- _What is needed_: Copy out, word for word, every line from the start of the entries through the line holding "top-lon-label: 160 W (558, 78, 597, 92)", including that line.

<<<<

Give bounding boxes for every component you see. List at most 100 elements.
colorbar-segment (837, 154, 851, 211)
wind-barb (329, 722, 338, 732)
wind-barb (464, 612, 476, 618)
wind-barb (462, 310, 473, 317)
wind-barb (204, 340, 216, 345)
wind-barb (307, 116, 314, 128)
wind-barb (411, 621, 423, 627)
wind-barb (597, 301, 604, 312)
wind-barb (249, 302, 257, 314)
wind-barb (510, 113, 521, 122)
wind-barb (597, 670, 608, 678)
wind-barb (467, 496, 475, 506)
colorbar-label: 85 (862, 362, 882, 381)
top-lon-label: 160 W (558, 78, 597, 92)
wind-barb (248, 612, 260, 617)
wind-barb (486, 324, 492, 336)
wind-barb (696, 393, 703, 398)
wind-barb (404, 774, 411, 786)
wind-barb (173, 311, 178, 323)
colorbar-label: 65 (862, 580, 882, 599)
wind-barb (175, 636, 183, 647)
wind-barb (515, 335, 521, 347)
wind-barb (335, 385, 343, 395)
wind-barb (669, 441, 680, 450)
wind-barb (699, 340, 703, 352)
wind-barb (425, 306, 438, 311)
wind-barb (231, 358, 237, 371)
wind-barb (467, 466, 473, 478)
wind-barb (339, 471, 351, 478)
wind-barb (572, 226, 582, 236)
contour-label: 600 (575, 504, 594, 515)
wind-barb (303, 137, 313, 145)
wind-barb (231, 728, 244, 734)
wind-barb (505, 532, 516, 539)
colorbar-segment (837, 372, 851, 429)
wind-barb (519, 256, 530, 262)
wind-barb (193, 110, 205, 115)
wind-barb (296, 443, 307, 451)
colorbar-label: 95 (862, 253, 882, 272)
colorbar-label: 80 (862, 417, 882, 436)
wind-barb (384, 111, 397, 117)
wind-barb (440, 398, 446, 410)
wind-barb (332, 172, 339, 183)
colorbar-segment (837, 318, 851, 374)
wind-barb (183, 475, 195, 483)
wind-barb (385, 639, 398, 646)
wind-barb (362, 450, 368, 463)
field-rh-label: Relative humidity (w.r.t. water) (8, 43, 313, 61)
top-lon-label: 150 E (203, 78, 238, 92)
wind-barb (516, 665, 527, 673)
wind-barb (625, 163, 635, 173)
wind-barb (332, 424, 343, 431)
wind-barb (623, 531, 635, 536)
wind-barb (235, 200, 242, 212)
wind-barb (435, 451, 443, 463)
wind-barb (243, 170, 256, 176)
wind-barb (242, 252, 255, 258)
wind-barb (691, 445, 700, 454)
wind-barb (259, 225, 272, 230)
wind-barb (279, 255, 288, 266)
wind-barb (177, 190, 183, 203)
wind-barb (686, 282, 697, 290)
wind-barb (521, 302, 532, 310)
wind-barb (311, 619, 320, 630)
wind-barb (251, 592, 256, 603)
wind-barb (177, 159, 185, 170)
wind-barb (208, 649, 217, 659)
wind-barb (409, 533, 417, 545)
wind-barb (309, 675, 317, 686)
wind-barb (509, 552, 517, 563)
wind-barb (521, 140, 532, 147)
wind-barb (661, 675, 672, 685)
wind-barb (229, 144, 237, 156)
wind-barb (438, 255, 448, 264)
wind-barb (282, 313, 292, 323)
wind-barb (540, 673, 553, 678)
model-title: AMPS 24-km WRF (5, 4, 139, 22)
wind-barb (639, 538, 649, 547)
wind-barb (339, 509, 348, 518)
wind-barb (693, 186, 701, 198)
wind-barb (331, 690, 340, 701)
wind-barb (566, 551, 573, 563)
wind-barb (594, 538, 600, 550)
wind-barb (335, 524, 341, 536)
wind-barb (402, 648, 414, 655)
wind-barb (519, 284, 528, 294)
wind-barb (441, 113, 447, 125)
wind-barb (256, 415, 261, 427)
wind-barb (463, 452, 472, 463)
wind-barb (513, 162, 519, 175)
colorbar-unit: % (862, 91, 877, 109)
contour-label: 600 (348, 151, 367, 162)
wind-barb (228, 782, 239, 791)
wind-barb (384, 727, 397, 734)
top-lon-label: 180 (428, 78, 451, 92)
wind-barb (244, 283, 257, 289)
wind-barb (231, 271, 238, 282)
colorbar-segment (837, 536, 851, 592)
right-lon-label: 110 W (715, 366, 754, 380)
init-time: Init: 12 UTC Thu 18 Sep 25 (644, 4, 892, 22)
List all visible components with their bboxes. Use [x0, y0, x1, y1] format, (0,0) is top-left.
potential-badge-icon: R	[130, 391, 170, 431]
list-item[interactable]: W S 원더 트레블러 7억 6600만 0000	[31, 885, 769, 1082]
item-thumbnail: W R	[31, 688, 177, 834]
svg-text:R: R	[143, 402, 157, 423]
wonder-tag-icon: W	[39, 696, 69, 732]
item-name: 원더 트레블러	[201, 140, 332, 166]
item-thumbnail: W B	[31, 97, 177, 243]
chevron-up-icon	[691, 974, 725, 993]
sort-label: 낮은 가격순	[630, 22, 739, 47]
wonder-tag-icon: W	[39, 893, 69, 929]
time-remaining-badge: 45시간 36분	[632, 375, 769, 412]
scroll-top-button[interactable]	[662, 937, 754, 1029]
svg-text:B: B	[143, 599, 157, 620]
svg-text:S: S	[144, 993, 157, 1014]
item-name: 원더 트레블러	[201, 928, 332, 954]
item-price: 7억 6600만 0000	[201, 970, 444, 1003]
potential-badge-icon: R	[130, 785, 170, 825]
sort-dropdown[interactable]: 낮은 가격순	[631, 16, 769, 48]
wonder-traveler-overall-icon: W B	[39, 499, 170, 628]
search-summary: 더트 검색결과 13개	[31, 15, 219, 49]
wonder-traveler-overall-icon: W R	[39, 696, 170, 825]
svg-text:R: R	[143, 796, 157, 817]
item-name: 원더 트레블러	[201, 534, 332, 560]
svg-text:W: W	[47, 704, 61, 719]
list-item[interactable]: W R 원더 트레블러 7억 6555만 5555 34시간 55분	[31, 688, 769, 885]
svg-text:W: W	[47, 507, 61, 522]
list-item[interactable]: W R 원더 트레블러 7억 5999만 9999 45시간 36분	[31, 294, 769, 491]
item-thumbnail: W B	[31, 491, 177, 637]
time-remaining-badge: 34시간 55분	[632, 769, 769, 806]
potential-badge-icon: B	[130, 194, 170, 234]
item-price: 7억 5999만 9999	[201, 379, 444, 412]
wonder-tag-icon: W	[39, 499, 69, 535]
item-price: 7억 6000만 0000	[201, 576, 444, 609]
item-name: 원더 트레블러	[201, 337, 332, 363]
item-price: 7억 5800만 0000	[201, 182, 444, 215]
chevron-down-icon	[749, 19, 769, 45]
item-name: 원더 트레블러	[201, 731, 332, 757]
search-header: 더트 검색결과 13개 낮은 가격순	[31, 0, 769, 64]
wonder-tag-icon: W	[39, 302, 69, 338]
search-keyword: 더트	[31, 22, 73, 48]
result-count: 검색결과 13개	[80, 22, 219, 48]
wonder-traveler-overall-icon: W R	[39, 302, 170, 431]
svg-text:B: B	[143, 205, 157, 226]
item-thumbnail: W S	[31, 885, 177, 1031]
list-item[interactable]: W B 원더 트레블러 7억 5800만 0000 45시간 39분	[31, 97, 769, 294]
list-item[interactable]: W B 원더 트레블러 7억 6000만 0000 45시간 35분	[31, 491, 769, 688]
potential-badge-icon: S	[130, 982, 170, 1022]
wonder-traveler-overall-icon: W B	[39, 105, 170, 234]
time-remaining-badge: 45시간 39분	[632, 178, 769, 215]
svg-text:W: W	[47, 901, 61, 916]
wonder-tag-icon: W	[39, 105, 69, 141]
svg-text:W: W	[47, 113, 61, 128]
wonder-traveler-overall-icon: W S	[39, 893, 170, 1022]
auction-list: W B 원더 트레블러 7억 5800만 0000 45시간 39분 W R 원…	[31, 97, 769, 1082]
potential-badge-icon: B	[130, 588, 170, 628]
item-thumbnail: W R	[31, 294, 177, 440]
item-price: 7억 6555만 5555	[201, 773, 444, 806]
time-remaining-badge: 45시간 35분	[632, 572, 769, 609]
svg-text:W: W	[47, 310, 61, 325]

>>>>

- _Answer in full_:
Give bounding boxes for every component you see. List at most 100 elements.
colorbar-segment (837, 154, 851, 211)
wind-barb (329, 722, 338, 732)
wind-barb (464, 612, 476, 618)
wind-barb (462, 310, 473, 317)
wind-barb (204, 340, 216, 345)
wind-barb (307, 116, 314, 128)
wind-barb (411, 621, 423, 627)
wind-barb (597, 301, 604, 312)
wind-barb (249, 302, 257, 314)
wind-barb (510, 113, 521, 122)
wind-barb (597, 670, 608, 678)
wind-barb (467, 496, 475, 506)
colorbar-label: 85 (862, 362, 882, 381)
top-lon-label: 160 W (558, 78, 597, 92)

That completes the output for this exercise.